__Text excerpt__

------------------------------------------------------------------------

Address ‘tragic outcomes’ for Indigenous women

The council must “urgently address institutional racism, the social and cultural determinants of health, and a greater uptake in cultural safety,” says Adjunct Prof Janine Mohamed, the CEO of Aboriginal and Torres Strait Islander health organisation the Lowitja Institute.

Aboriginal and Torres Strait Islander women are twice as likely to have cardiovascular disease and to die from coronary heart disease or stroke than non-Indigenous women. They also die 7.8 years earlier than non-Indigenous women.

“As the National Women’s Health Strategy acknowledges, Aboriginal and Torres Strait Islander needs are different – and inadequate healthcare can result in tragic outcomes,” Mohamed says.

“The intersectionality of racism and misogyny impacts the health and wellbeing of Aboriginal and Torres Strait Islander women, who experience a higher burden of disease than non-Indigenous women. It is vital that we focus on an Indigenous-led research agenda by and for our peoples, with targeted research strategies that support and grow the Aboriginal and Torres Strait Islander health workforce.”

Give women the right medications and doses

Dr Laura Wilson led a study just published in the journal Nature Communications that found women are up to 75% more likely to experience adverse reactions to prescription drugs compared with men because of different physical traits. The authors write: “A historic use of male animals in preclinical research and male participants in clinical trials has resulted in a significant bias in healthcare systems around the world.”

“Women have suffered from a historic neglect in preclinical and clinical research,” Wilson, from the Australian National University, says. “This has translated to us knowing far less about the time course of disease, severity of symptoms and efficacy of treatment in women as compared to men.”

Medical research must include sex-based analyses, she says. “That is, not only are female animals and women included in biomedical research, but researchers must present sex-specific results rather than just correcting their results for sex, for example by removing the impacts of sex-related variation in their analyses.”

She says the current approach by some researchers of “correcting” male-based results to include women by making assumptions about females has proven problematic.

“Many of the assumptions about including females in biomedical research are incorrect, for example, that the menstrual cycle will introduce additional variation in experimental settings,” she says.

------------------------------------------------------------------------

__Study material__

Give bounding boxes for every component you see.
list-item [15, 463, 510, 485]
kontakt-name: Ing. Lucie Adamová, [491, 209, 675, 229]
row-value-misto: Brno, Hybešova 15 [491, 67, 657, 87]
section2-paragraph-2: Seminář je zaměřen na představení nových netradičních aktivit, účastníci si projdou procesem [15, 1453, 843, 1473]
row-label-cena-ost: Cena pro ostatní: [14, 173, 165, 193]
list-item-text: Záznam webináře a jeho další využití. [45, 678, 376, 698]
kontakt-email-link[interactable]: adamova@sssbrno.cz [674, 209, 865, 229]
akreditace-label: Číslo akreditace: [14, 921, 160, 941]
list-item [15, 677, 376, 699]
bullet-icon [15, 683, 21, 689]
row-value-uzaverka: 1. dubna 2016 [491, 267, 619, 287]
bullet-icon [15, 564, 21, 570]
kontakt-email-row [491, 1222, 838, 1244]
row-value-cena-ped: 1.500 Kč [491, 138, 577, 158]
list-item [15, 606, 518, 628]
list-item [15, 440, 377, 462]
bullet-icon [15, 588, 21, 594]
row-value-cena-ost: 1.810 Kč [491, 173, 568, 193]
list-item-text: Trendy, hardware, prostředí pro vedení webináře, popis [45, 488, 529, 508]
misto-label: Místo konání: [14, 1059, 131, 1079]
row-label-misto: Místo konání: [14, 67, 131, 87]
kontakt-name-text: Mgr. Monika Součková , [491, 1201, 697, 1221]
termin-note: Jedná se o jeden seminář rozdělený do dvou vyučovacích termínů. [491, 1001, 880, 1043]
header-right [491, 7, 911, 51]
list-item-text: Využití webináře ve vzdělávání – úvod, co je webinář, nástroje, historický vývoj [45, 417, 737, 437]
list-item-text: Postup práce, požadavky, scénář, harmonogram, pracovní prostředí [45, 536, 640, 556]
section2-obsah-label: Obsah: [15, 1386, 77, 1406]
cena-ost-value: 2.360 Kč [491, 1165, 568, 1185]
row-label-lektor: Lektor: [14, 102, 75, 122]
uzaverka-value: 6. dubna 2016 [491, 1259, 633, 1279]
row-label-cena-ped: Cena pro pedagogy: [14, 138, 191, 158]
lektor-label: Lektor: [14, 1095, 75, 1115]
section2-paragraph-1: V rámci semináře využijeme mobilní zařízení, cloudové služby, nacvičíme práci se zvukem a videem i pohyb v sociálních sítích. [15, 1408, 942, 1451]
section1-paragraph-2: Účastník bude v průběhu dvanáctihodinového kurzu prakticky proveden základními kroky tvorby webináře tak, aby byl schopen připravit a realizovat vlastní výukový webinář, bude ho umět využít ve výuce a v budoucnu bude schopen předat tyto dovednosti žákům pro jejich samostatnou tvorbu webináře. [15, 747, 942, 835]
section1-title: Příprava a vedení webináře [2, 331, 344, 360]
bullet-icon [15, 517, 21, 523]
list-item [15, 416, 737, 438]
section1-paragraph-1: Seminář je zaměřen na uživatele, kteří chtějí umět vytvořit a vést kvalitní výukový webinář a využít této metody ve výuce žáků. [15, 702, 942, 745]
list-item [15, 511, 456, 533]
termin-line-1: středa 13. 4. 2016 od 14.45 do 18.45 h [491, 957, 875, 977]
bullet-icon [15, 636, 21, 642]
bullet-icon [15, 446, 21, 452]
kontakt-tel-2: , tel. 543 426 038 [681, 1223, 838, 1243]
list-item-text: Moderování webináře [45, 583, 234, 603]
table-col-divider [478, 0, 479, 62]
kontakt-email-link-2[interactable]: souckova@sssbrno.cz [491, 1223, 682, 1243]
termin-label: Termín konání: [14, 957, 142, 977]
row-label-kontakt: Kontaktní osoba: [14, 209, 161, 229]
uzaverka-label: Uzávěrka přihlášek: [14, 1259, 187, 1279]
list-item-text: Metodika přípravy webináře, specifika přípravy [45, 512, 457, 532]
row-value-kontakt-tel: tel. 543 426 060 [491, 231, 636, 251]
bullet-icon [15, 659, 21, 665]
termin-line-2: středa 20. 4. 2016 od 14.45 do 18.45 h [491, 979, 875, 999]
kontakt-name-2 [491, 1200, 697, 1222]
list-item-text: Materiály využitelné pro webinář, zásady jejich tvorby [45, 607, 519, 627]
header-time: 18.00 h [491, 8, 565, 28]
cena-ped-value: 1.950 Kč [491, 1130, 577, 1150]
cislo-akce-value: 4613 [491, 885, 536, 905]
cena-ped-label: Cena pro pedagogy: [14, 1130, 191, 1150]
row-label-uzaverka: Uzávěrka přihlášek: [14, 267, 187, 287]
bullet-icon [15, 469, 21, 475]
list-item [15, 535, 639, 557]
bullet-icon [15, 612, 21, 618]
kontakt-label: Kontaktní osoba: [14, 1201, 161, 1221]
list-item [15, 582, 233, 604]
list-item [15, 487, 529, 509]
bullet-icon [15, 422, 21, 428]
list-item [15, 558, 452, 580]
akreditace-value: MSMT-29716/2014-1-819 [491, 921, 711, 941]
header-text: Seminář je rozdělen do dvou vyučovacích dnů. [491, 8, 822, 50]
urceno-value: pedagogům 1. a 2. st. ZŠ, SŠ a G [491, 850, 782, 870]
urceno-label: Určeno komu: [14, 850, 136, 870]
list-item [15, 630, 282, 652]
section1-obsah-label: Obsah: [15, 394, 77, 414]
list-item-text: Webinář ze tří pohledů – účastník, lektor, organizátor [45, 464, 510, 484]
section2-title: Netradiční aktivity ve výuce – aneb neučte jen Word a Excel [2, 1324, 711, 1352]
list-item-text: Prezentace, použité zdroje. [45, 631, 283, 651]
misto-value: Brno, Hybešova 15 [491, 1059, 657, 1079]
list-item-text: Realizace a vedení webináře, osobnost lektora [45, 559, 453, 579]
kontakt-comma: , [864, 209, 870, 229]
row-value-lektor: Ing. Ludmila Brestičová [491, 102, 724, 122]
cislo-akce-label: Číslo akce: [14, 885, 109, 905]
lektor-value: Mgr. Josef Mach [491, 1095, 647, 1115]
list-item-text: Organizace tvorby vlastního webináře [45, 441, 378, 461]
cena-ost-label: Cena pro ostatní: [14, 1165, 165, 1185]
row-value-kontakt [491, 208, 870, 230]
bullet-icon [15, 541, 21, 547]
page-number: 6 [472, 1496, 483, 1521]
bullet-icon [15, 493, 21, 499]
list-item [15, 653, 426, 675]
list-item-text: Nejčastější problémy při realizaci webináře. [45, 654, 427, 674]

------------------------------------------------------------------------

__Aim of the exercise__
Extend the article on women's health research and care, picking up right after its last sentence and keeping its style.

__Task answer__
“It would be very valuable for future research to consider applying ‘big data’ and meta-analysis approaches to obtain a more complete and holistic understanding of sex differences.”

Trans and gender-diverse experiences must be included

Starlady is the program manager of the Zoe Belle Gender Collective, a trans and gender-diverse-led advocacy organisation. She says there are numerous overlaps between the experiences of discrimination of cis women and trans and gender diverse people.

“This includes issues of bodily autonomy, sexual harassment, the refusal of access to healthcare, poor treatment and a lack of knowledge about our specific healthcare needs,” she says.

“In exploring the drivers of medical misogyny, understanding how rigid gender norms and stereotypes impact patient care is essential.”

A survey of Australian cancer patients found 58% of trans and gender diverse respondents said fear of mistreatment was the biggest barrier when accessing healthcare and 20% said they had been refused general healthcare. Starlady said she has experienced this as well.

“It’s frightening having to assess and develop my own safety plans before accessing emergency departments and then there’s the exhaustive labour of having to advocate for safe healthcare whilst I am experiencing a health crisis,” she says. “This whole process makes me feel my life is not as valued as others.”

Starlady also wants the role of faith in healthcare to be examined. “The same faith-based services that are causing cis women harm in regards to reproductive rights also exclude trans and gender diverse people from receiving gender-affirming surgeries.”